- **WHAT TO WORK ON**: Images appear in the records below; leave them out and repeat everything else exactly.

[Data entries for graphics]

━━━━━━━━━━━━━━━━━━━━

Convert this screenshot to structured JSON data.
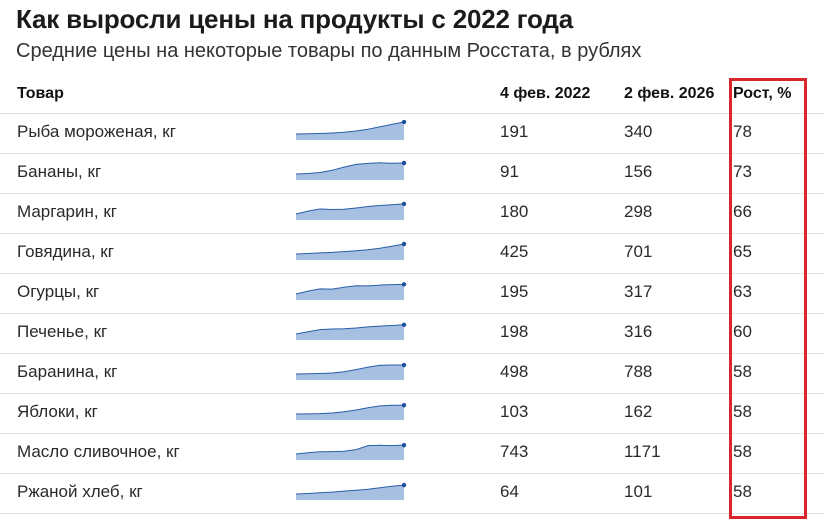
{
  "title": "Как выросли цены на продукты с 2022 года",
  "subtitle": "Средние цены на некоторые товары по данным Росстата, в рублях",
  "colors": {
    "sparkline_fill": "#a7bfe0",
    "sparkline_line": "#2a5fa8",
    "sparkline_dot": "#1f4f99",
    "highlight_border": "#d9262b"
  },
  "chart_data": {
    "type": "table",
    "columns": [
      "Товар",
      "4 фев. 2022",
      "2 фев. 2026",
      "Рост, %"
    ],
    "rows": [
      {
        "name": "Рыба мороженая, кг",
        "start": 191,
        "end": 340,
        "growth": 78,
        "trend": [
          191,
          193,
          197,
          203,
          212,
          228,
          250,
          280,
          310,
          340
        ]
      },
      {
        "name": "Бананы, кг",
        "start": 91,
        "end": 156,
        "growth": 73,
        "trend": [
          91,
          94,
          100,
          113,
          132,
          148,
          154,
          157,
          155,
          156
        ]
      },
      {
        "name": "Маргарин, кг",
        "start": 180,
        "end": 298,
        "growth": 66,
        "trend": [
          180,
          214,
          238,
          233,
          235,
          250,
          268,
          279,
          289,
          298
        ]
      },
      {
        "name": "Говядина, кг",
        "start": 425,
        "end": 701,
        "growth": 65,
        "trend": [
          425,
          440,
          455,
          470,
          490,
          515,
          545,
          585,
          640,
          701
        ]
      },
      {
        "name": "Огурцы, кг",
        "start": 195,
        "end": 317,
        "growth": 63,
        "trend": [
          195,
          232,
          260,
          257,
          280,
          300,
          298,
          308,
          314,
          317
        ]
      },
      {
        "name": "Печенье, кг",
        "start": 198,
        "end": 316,
        "growth": 60,
        "trend": [
          198,
          228,
          255,
          262,
          265,
          275,
          290,
          300,
          308,
          316
        ]
      },
      {
        "name": "Баранина, кг",
        "start": 498,
        "end": 788,
        "growth": 58,
        "trend": [
          498,
          505,
          515,
          530,
          570,
          640,
          720,
          780,
          790,
          788
        ]
      },
      {
        "name": "Яблоки, кг",
        "start": 103,
        "end": 162,
        "growth": 58,
        "trend": [
          103,
          104,
          106,
          110,
          118,
          130,
          145,
          157,
          161,
          162
        ]
      },
      {
        "name": "Масло сливочное, кг",
        "start": 743,
        "end": 1171,
        "growth": 58,
        "trend": [
          743,
          800,
          850,
          860,
          875,
          955,
          1150,
          1165,
          1150,
          1171
        ]
      },
      {
        "name": "Ржаной хлеб, кг",
        "start": 64,
        "end": 101,
        "growth": 58,
        "trend": [
          64,
          66,
          69,
          72,
          76,
          80,
          84,
          90,
          96,
          101
        ]
      }
    ]
  }
}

━━━━━━━━━━━━━━━━━━━━

- **RESPONSE TO THIS TASK**:
Convert this screenshot to structured JSON data.
{
  "title": "Как выросли цены на продукты с 2022 года",
  "subtitle": "Средние цены на некоторые товары по данным Росстата, в рублях",
  "colors": {
    "sparkline_fill": "#a7bfe0",
    "sparkline_line": "#2a5fa8",
    "sparkline_dot": "#1f4f99",
    "highlight_border": "#d9262b"
  },
  "chart_data": {
    "type": "table",
    "columns": [
      "Товар",
      "4 фев. 2022",
      "2 фев. 2026",
      "Рост, %"
    ],
    "rows": [
      {
        "name": "Рыба мороженая, кг",
        "start": 191,
        "end": 340,
        "growth": 78,
        "trend": [
          191,
          193,
          197,
          203,
          212,
          228,
          250,
          280,
          310,
          340
        ]
      },
      {
        "name": "Бананы, кг",
        "start": 91,
        "end": 156,
        "growth": 73,
        "trend": [
          91,
          94,
          100,
          113,
          132,
          148,
          154,
          157,
          155,
          156
        ]
      },
      {
        "name": "Маргарин, кг",
        "start": 180,
        "end": 298,
        "growth": 66,
        "trend": [
          180,
          214,
          238,
          233,
          235,
          250,
          268,
          279,
          289,
          298
        ]
      },
      {
        "name": "Говядина, кг",
        "start": 425,
        "end": 701,
        "growth": 65,
        "trend": [
          425,
          440,
          455,
          470,
          490,
          515,
          545,
          585,
          640,
          701
        ]
      },
      {
        "name": "Огурцы, кг",
        "start": 195,
        "end": 317,
        "growth": 63,
        "trend": [
          195,
          232,
          260,
          257,
          280,
          300,
          298,
          308,
          314,
          317
        ]
      },
      {
        "name": "Печенье, кг",
        "start": 198,
        "end": 316,
        "growth": 60,
        "trend": [
          198,
          228,
          255,
          262,
          265,
          275,
          290,
          300,
          308,
          316
        ]
      },
      {
        "name": "Баранина, кг",
        "start": 498,
        "end": 788,
        "growth": 58,
        "trend": [
          498,
          505,
          515,
          530,
          570,
          640,
          720,
          780,
          790,
          788
        ]
      },
      {
        "name": "Яблоки, кг",
        "start": 103,
        "end": 162,
        "growth": 58,
        "trend": [
          103,
          104,
          106,
          110,
          118,
          130,
          145,
          157,
          161,
          162
        ]
      },
      {
        "name": "Масло сливочное, кг",
        "start": 743,
        "end": 1171,
        "growth": 58,
        "trend": [
          743,
          800,
          850,
          860,
          875,
          955,
          1150,
          1165,
          1150,
          1171
        ]
      },
      {
        "name": "Ржаной хлеб, кг",
        "start": 64,
        "end": 101,
        "growth": 58,
        "trend": [
          64,
          66,
          69,
          72,
          76,
          80,
          84,
          90,
          96,
          101
        ]
      }
    ]
  }
}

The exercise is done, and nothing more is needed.